» Problem to solve: According to the slides on data team maturity, what should every team member's workstation have?

» Text excerpt:
──────────
Maturity of teams working on data

The way towards continuous processing

Agenda

Everyone in the team must have a good workstation
Use version control
Script the whole workflow from scratch
Tests should be automatic too
Don't update data, augment it !
Use a build system for your data
Continuous processing is like refill

Everyone in the team must have a good workstation

a good internet connection
a lot of RAM and (fast) disk
a scriptable command line
... for every team member, even testers !

Would you repair this ?

in here ?

Use version control

eg : git
even for a hackathon !
commit your doc

Script the whole workflow from scratch

How many city per departement ?


.mode tabs
.import comsimp2015.txt city
.import depts2015.txt departement
CREATE INDEX idx_city on city (DEP, COM);
CREATE INDEX idx_dept on departement (DEP);
.mode csv
.output result.csv
SELECT departement.DEP, departement.NCCENR AS DEP_NAME, COUNT(*) 
    FROM departement
    JOIN city ON city.DEP = departement.DEP
    GROUP BY departement.DEP, departement.NCCENR;

How many city per departement ?

What will happen if there is an error in the second index ?


set -e
wget http://www.insee.fr/fr/methodes/nomenclatures/cog/telechargement/2015/txt/depts2015.txt
wget http://www.insee.fr/fr/methodes/nomenclatures/cog/telechargement/2015/txt/comsimp2015.zip
unzip comsimp2015.zip

sqlite3 cities.sqlite <<$script$
.headers ON
.mode tabs
.import comsimp2015.txt city
.import depts2015.txt departement
CREATE INDEX idx_city on city (DEP, COM);
CREATE INDEX idx_dept on city (DEP); --     <-- error here
.mode csv
.output result.csv
SELECT departement.DEP, departement.NCCENR AS DEP_NAME, COUNT(*) 
    FROM departement
    JOIN city ON city.DEP = departement.DEP
    GROUP BY departement.DEP, departement.NCCENR;
$script$

How to deal with errors ?

Comment the sources
Reset everything before you start
Run each step under condition

Comment the part that have already run - DON'T !


                                        
set -e
# wget http://www.insee.fr/fr/methodes/nomenclatures/cog/telechargement/2015/txt/depts2015.txt
# wget http://www.insee.fr/fr/methodes/nomenclatures/cog/telechargement/2015/txt/comsimp2015.zip
# unzip comsimp2015.zip

sqlite3 cities.sqlite <<$script$
.headers ON
.mode tabs
-- .import comsimp2015.txt city
-- .import depts2015.txt departement
-- CREATE INDEX idx_city on city (DEP, COM);
CREATE INDEX idx_dept on departement (DEP);
.mode csv
.output result.csv
SELECT departement.DEP, departement.NCCENR AS DEP_NAME, COUNT(*)
──────────
» Dataset excerpt:
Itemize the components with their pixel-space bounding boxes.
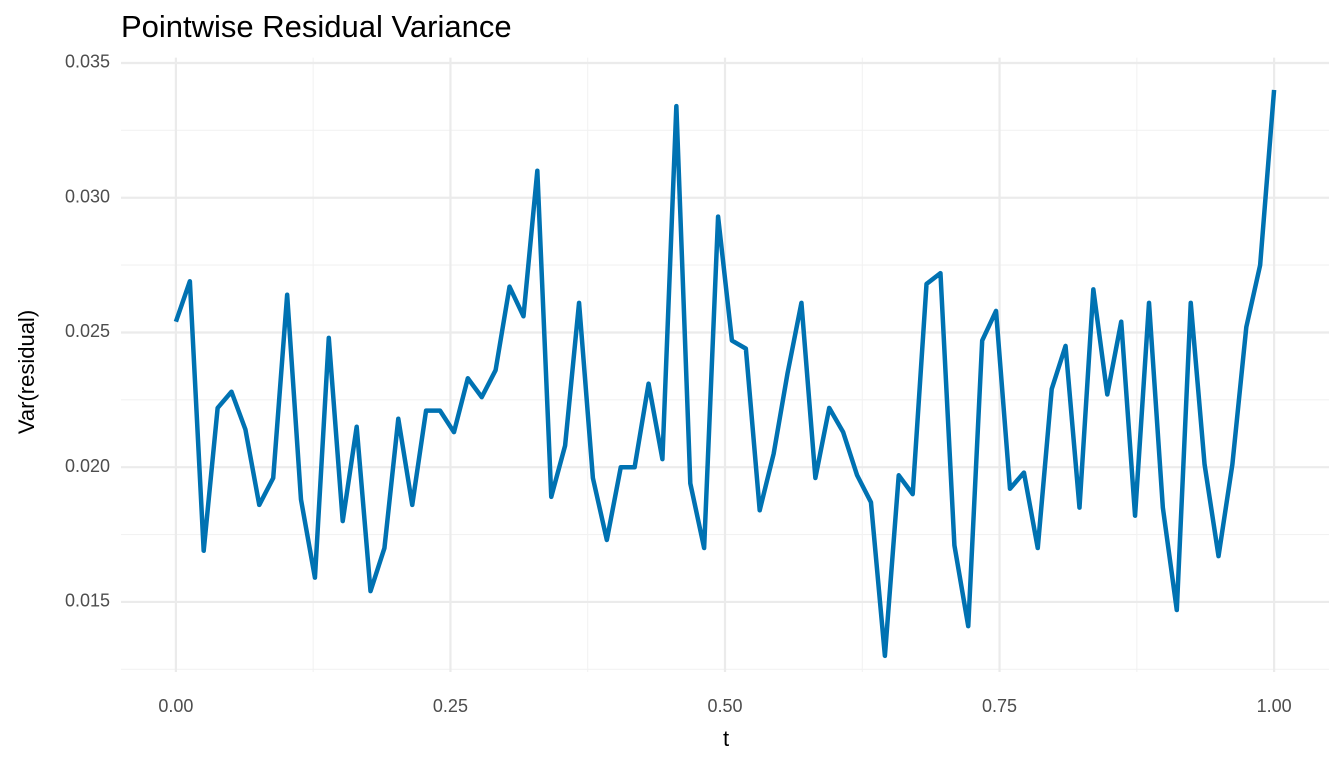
──────────
» Correct output: A good internet connection, a lot of RAM and (fast) disk, and a scriptable command line.